Stored items from a collection:
#####

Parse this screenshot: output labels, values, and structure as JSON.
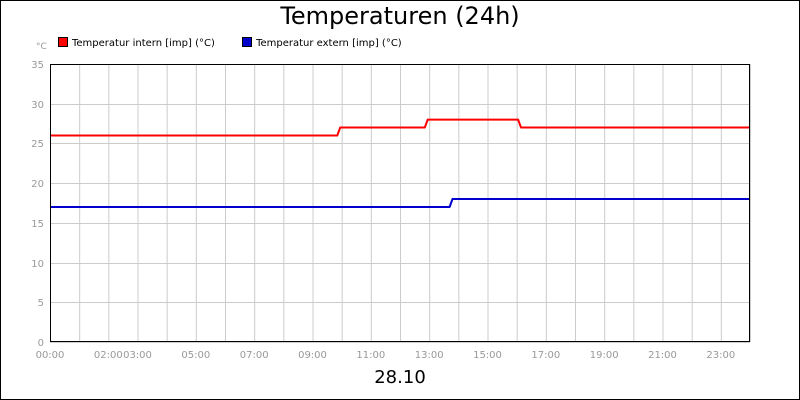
{
  "chart_data": {
    "type": "line",
    "title": "Temperaturen (24h)",
    "ylabel": "°C",
    "xlabel": "28.10",
    "ylim": [
      0,
      35
    ],
    "yticks": [
      "0",
      "5",
      "10",
      "15",
      "20",
      "25",
      "30",
      "35"
    ],
    "xlim": [
      0,
      24
    ],
    "xticks": [
      {
        "x": 0,
        "label": "00:00"
      },
      {
        "x": 2,
        "label": "02:00"
      },
      {
        "x": 3,
        "label": "03:00"
      },
      {
        "x": 5,
        "label": "05:00"
      },
      {
        "x": 7,
        "label": "07:00"
      },
      {
        "x": 9,
        "label": "09:00"
      },
      {
        "x": 11,
        "label": "11:00"
      },
      {
        "x": 13,
        "label": "13:00"
      },
      {
        "x": 15,
        "label": "15:00"
      },
      {
        "x": 17,
        "label": "17:00"
      },
      {
        "x": 19,
        "label": "19:00"
      },
      {
        "x": 21,
        "label": "21:00"
      },
      {
        "x": 23,
        "label": "23:00"
      }
    ],
    "grid": true,
    "legend_position": "top-left",
    "series": [
      {
        "name": "Temperatur intern [imp] (°C)",
        "color": "#ff0000",
        "x": [
          0,
          9.85,
          9.95,
          12.85,
          12.95,
          16.05,
          16.15,
          24
        ],
        "y": [
          26,
          26,
          27,
          27,
          28,
          28,
          27,
          27
        ]
      },
      {
        "name": "Temperatur extern [imp] (°C)",
        "color": "#0000cc",
        "x": [
          0,
          13.7,
          13.8,
          24
        ],
        "y": [
          17,
          17,
          18,
          18
        ]
      }
    ]
  }
}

#####

• **Exercise objective**: All lines in the data that contain the word "name" should be copied.

• **Result of the exercise**:
        "name": "Temperatur intern [imp] (°C)",
        "name": "Temperatur extern [imp] (°C)",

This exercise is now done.